--- What is expected ---
The entries below are to be printed again word for word.

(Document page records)
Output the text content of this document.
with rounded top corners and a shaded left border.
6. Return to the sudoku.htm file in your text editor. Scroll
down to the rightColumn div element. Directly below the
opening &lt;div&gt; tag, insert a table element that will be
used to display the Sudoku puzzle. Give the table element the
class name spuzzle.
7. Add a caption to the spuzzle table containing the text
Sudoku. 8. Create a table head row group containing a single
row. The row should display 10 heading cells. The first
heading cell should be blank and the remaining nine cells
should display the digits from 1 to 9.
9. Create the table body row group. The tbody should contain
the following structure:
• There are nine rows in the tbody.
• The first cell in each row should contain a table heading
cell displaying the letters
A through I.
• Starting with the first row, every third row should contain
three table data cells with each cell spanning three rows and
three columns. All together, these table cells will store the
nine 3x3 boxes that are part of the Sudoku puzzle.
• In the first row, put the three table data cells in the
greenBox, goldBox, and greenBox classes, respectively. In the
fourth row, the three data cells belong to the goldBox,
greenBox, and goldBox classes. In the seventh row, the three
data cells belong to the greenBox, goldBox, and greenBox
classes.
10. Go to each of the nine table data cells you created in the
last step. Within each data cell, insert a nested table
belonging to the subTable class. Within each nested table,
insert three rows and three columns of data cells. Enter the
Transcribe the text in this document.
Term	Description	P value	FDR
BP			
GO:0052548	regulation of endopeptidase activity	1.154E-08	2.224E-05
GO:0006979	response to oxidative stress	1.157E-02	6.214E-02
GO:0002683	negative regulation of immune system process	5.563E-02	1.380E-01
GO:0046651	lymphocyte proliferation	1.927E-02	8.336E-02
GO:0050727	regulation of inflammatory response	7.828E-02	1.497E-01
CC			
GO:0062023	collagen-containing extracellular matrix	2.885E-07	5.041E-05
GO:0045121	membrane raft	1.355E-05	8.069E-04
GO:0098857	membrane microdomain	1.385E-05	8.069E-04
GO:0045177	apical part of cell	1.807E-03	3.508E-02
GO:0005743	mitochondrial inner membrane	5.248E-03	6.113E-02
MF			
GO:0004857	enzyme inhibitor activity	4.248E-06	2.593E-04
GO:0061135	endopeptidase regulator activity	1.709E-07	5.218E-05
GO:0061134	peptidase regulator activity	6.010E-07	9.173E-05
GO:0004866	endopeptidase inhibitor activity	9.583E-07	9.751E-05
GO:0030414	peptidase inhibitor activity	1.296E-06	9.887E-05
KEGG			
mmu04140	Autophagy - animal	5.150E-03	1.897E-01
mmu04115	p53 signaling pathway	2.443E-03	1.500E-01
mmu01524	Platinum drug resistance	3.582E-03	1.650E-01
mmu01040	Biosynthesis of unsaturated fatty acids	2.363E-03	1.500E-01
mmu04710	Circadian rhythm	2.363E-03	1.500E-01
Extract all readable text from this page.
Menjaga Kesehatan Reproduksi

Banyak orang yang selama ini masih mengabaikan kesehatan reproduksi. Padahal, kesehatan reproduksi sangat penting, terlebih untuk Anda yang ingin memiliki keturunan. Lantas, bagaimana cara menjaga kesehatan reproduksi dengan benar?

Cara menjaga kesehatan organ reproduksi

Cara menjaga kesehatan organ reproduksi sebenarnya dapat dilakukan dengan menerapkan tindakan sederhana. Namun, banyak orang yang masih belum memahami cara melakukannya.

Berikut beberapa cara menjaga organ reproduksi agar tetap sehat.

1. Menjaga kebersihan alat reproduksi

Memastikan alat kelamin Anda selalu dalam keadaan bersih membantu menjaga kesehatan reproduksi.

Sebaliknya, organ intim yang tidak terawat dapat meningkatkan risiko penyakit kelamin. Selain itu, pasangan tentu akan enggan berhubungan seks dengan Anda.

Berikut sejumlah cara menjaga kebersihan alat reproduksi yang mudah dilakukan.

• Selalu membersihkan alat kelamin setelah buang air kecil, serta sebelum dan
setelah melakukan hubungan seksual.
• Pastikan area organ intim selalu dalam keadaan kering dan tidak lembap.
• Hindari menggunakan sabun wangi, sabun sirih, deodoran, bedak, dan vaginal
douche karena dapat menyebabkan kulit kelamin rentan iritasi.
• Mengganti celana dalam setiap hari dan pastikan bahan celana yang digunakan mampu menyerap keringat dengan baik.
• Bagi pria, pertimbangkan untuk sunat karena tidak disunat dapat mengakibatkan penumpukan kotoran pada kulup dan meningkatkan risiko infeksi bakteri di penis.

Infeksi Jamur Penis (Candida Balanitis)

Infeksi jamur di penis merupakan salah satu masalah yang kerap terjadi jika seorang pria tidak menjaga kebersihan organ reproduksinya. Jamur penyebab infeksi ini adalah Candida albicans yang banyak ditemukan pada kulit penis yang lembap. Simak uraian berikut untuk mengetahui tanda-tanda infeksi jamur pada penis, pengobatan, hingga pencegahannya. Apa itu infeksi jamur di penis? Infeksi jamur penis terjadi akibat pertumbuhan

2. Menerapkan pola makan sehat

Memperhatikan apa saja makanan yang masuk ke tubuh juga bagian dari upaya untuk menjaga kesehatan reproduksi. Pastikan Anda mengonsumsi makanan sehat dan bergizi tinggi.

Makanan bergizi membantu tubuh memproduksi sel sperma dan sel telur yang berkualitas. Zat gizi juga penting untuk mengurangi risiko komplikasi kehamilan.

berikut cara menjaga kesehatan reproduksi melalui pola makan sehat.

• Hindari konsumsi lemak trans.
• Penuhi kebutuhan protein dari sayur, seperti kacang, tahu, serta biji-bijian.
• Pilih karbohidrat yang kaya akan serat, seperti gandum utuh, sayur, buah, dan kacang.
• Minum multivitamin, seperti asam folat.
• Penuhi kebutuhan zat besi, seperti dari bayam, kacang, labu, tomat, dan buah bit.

--- Solution below ---
Output the text content of this document.
with rounded top corners and a shaded left border.
6. Return to the sudoku.htm file in your text editor. Scroll
down to the rightColumn div element. Directly below the
opening &lt;div&gt; tag, insert a table element that will be
used to display the Sudoku puzzle. Give the table element the
class name spuzzle.
7. Add a caption to the spuzzle table containing the text
Sudoku. 8. Create a table head row group containing a single
row. The row should display 10 heading cells. The first
heading cell should be blank and the remaining nine cells
should display the digits from 1 to 9.
9. Create the table body row group. The tbody should contain
the following structure:
• There are nine rows in the tbody.
• The first cell in each row should contain a table heading
cell displaying the letters
A through I.
• Starting with the first row, every third row should contain
three table data cells with each cell spanning three rows and
three columns. All together, these table cells will store the
nine 3x3 boxes that are part of the Sudoku puzzle.
• In the first row, put the three table data cells in the
greenBox, goldBox, and greenBox classes, respectively. In the
fourth row, the three data cells belong to the goldBox,
greenBox, and goldBox classes. In the seventh row, the three
data cells belong to the greenBox, goldBox, and greenBox
classes.
10. Go to each of the nine table data cells you created in the
last step. Within each data cell, insert a nested table
belonging to the subTable class. Within each nested table,
insert three rows and three columns of data cells. Enter the
Transcribe the text in this document.
Term	Description	P value	FDR
BP			
GO:0052548	regulation of endopeptidase activity	1.154E-08	2.224E-05
GO:0006979	response to oxidative stress	1.157E-02	6.214E-02
GO:0002683	negative regulation of immune system process	5.563E-02	1.380E-01
GO:0046651	lymphocyte proliferation	1.927E-02	8.336E-02
GO:0050727	regulation of inflammatory response	7.828E-02	1.497E-01
CC			
GO:0062023	collagen-containing extracellular matrix	2.885E-07	5.041E-05
GO:0045121	membrane raft	1.355E-05	8.069E-04
GO:0098857	membrane microdomain	1.385E-05	8.069E-04
GO:0045177	apical part of cell	1.807E-03	3.508E-02
GO:0005743	mitochondrial inner membrane	5.248E-03	6.113E-02
MF			
GO:0004857	enzyme inhibitor activity	4.248E-06	2.593E-04
GO:0061135	endopeptidase regulator activity	1.709E-07	5.218E-05
GO:0061134	peptidase regulator activity	6.010E-07	9.173E-05
GO:0004866	endopeptidase inhibitor activity	9.583E-07	9.751E-05
GO:0030414	peptidase inhibitor activity	1.296E-06	9.887E-05
KEGG			
mmu04140	Autophagy - animal	5.150E-03	1.897E-01
mmu04115	p53 signaling pathway	2.443E-03	1.500E-01
mmu01524	Platinum drug resistance	3.582E-03	1.650E-01
mmu01040	Biosynthesis of unsaturated fatty acids	2.363E-03	1.500E-01
mmu04710	Circadian rhythm	2.363E-03	1.500E-01
Extract all readable text from this page.
Menjaga Kesehatan Reproduksi

Banyak orang yang selama ini masih mengabaikan kesehatan reproduksi. Padahal, kesehatan reproduksi sangat penting, terlebih untuk Anda yang ingin memiliki keturunan. Lantas, bagaimana cara menjaga kesehatan reproduksi dengan benar?

Cara menjaga kesehatan organ reproduksi

Cara menjaga kesehatan organ reproduksi sebenarnya dapat dilakukan dengan menerapkan tindakan sederhana. Namun, banyak orang yang masih belum memahami cara melakukannya.

Berikut beberapa cara menjaga organ reproduksi agar tetap sehat.

1. Menjaga kebersihan alat reproduksi

Memastikan alat kelamin Anda selalu dalam keadaan bersih membantu menjaga kesehatan reproduksi.

Sebaliknya, organ intim yang tidak terawat dapat meningkatkan risiko penyakit kelamin. Selain itu, pasangan tentu akan enggan berhubungan seks dengan Anda.

Berikut sejumlah cara menjaga kebersihan alat reproduksi yang mudah dilakukan.

• Selalu membersihkan alat kelamin setelah buang air kecil, serta sebelum dan
setelah melakukan hubungan seksual.
• Pastikan area organ intim selalu dalam keadaan kering dan tidak lembap.
• Hindari menggunakan sabun wangi, sabun sirih, deodoran, bedak, dan vaginal
douche karena dapat menyebabkan kulit kelamin rentan iritasi.
• Mengganti celana dalam setiap hari dan pastikan bahan celana yang digunakan mampu menyerap keringat dengan baik.
• Bagi pria, pertimbangkan untuk sunat karena tidak disunat dapat mengakibatkan penumpukan kotoran pada kulup dan meningkatkan risiko infeksi bakteri di penis.

Infeksi Jamur Penis (Candida Balanitis)

Infeksi jamur di penis merupakan salah satu masalah yang kerap terjadi jika seorang pria tidak menjaga kebersihan organ reproduksinya. Jamur penyebab infeksi ini adalah Candida albicans yang banyak ditemukan pada kulit penis yang lembap. Simak uraian berikut untuk mengetahui tanda-tanda infeksi jamur pada penis, pengobatan, hingga pencegahannya. Apa itu infeksi jamur di penis? Infeksi jamur penis terjadi akibat pertumbuhan

2. Menerapkan pola makan sehat

Memperhatikan apa saja makanan yang masuk ke tubuh juga bagian dari upaya untuk menjaga kesehatan reproduksi. Pastikan Anda mengonsumsi makanan sehat dan bergizi tinggi.

Makanan bergizi membantu tubuh memproduksi sel sperma dan sel telur yang berkualitas. Zat gizi juga penting untuk mengurangi risiko komplikasi kehamilan.

berikut cara menjaga kesehatan reproduksi melalui pola makan sehat.

• Hindari konsumsi lemak trans.
• Penuhi kebutuhan protein dari sayur, seperti kacang, tahu, serta biji-bijian.
• Pilih karbohidrat yang kaya akan serat, seperti gandum utuh, sayur, buah, dan kacang.
• Minum multivitamin, seperti asam folat.
• Penuhi kebutuhan zat besi, seperti dari bayam, kacang, labu, tomat, dan buah bit.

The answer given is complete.